[Data extracted from a collection]

........

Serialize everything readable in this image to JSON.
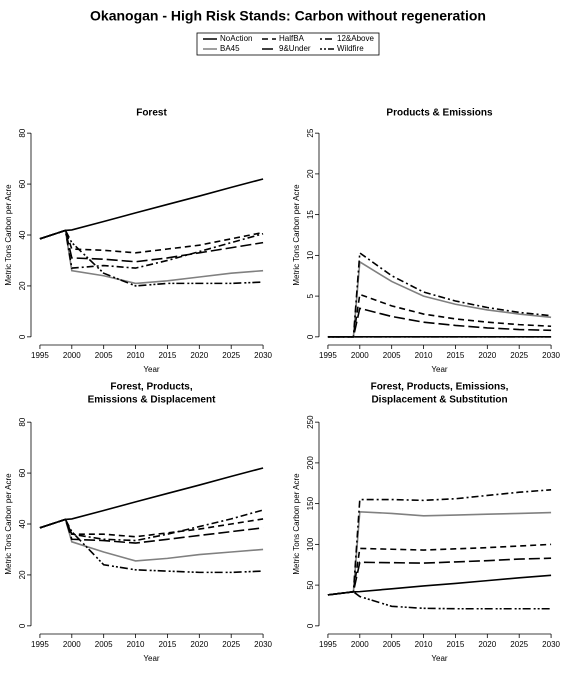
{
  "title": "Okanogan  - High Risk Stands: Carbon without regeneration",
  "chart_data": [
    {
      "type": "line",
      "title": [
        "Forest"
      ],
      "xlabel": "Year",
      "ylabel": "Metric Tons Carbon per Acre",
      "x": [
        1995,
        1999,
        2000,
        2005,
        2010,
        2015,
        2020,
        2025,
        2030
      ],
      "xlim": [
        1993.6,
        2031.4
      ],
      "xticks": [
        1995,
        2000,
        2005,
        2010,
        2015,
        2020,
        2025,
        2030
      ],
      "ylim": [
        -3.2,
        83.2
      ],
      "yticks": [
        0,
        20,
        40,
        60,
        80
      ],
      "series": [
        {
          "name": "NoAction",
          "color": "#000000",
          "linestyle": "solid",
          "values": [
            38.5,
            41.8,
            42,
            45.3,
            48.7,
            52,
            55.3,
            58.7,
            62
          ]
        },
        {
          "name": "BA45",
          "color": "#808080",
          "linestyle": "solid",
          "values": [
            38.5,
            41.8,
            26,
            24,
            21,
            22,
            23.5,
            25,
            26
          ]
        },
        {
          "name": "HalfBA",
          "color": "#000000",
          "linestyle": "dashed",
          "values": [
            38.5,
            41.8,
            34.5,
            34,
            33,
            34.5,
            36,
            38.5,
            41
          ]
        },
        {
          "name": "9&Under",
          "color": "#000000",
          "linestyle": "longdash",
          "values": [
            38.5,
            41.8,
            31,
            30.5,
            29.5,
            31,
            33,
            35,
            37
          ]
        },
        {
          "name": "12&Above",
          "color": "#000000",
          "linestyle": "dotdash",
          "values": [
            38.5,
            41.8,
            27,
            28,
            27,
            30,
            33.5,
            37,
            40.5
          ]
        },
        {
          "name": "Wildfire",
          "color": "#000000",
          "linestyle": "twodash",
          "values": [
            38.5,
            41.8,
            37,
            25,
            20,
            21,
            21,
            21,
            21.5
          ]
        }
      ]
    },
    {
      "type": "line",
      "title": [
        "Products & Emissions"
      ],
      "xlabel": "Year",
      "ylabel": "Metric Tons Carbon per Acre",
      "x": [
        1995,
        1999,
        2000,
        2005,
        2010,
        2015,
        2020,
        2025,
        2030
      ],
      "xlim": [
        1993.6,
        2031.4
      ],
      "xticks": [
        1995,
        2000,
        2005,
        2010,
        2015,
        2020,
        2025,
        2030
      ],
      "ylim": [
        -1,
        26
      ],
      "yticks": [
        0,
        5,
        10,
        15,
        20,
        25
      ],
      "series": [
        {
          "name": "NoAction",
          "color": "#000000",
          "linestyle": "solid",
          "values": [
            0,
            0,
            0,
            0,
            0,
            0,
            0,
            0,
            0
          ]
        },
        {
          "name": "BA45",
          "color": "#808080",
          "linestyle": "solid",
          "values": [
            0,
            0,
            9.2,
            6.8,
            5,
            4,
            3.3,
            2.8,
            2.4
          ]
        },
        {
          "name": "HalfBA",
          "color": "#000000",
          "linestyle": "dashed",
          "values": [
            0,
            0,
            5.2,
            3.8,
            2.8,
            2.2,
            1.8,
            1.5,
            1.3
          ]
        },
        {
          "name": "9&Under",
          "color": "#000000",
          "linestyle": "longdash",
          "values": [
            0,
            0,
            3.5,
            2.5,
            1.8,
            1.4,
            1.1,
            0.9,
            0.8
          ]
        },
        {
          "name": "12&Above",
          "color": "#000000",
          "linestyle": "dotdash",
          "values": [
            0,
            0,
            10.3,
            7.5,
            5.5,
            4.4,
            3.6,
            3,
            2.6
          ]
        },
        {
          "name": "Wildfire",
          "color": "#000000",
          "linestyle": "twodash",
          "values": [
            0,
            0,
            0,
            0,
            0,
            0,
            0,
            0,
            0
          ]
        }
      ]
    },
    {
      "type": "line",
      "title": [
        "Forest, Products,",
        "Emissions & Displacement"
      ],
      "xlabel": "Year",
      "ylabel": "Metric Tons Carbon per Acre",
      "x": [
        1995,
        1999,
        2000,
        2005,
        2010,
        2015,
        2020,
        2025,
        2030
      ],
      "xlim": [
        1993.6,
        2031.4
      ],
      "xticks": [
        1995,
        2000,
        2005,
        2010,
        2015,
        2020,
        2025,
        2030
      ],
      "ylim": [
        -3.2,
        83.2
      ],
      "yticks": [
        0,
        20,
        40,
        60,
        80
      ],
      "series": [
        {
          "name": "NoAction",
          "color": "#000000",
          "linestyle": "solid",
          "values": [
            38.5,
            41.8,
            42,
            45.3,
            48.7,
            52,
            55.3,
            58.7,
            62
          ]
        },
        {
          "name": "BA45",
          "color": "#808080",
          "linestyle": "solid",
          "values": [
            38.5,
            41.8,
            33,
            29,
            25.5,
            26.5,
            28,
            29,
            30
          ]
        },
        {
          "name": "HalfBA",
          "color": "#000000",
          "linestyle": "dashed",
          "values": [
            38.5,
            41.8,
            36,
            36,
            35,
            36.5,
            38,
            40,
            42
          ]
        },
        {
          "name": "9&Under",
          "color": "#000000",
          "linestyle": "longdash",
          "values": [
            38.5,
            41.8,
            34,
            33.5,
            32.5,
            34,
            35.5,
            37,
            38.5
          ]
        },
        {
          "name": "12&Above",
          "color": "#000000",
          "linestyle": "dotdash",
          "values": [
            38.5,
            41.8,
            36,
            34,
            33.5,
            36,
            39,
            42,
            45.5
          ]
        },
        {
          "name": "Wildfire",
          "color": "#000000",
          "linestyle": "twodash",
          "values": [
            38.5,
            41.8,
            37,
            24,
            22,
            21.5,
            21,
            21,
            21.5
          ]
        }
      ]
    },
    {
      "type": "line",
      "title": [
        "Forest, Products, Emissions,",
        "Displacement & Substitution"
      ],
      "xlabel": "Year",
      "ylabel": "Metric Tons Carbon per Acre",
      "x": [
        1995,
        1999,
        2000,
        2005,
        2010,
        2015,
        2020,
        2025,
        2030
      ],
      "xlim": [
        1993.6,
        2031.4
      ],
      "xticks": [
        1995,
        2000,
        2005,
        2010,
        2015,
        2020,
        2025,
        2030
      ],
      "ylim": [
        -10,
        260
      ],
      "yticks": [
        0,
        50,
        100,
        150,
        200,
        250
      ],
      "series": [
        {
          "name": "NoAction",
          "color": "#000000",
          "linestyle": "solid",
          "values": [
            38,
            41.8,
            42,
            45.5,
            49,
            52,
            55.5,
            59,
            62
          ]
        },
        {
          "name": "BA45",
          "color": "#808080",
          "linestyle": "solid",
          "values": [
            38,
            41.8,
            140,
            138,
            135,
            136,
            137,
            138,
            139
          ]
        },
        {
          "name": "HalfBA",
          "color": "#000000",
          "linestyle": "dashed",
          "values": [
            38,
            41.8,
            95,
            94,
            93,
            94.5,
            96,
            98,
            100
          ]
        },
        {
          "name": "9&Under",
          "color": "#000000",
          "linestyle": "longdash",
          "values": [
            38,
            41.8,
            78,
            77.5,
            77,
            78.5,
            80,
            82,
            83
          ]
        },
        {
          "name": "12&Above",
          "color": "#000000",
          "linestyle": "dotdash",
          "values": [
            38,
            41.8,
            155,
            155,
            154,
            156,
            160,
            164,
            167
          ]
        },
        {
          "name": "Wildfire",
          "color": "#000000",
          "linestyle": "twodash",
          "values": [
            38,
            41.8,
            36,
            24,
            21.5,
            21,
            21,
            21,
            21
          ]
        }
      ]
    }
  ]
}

........

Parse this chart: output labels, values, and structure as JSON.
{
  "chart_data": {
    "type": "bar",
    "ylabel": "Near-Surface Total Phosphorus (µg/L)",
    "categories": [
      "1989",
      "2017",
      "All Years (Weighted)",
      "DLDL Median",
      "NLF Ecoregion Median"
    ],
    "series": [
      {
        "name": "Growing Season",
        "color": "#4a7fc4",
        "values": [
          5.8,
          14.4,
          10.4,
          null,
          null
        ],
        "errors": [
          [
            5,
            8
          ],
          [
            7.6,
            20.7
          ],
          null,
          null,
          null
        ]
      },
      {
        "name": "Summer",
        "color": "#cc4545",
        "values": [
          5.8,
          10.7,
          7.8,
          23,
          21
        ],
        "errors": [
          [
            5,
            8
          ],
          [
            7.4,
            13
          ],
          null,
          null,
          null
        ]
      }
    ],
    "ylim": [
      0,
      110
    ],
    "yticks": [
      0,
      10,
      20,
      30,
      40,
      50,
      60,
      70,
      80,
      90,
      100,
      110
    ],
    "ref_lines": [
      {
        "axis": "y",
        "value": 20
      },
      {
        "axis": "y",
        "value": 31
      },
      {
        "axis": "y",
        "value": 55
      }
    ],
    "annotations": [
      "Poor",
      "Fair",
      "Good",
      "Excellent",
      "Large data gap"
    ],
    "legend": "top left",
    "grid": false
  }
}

........

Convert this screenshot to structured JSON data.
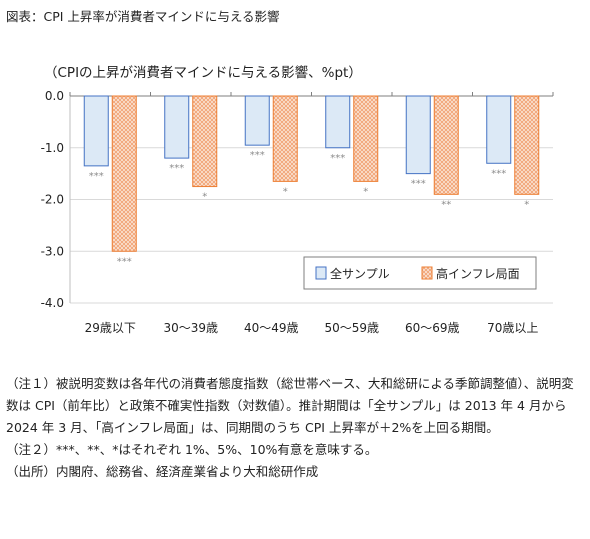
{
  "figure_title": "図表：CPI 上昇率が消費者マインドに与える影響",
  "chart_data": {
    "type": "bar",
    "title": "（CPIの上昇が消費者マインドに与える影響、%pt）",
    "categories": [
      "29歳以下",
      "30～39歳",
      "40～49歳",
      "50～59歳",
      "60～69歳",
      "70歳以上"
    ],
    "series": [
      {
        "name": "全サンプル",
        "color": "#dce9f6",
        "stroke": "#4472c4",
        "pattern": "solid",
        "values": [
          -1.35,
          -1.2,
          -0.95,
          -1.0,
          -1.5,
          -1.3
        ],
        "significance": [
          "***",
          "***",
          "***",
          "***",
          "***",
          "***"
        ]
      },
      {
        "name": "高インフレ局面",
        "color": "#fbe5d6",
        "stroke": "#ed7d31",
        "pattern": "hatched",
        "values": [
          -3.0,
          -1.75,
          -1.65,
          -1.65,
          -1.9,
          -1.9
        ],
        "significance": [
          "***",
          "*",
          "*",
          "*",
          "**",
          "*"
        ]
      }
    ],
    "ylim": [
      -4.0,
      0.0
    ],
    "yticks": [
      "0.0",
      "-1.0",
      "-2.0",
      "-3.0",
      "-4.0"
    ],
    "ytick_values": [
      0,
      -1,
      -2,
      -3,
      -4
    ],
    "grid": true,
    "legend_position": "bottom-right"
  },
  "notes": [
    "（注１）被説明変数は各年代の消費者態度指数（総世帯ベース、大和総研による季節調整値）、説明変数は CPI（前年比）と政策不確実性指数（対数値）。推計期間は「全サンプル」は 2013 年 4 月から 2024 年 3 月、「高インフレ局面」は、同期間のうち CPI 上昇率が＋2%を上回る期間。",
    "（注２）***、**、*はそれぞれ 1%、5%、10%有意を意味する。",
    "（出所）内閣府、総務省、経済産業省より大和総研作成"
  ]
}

........

Which lines hold the string "Displacement"? Copy all of them from the data above.

        "Emissions & Displacement"
        "Displacement & Substitution"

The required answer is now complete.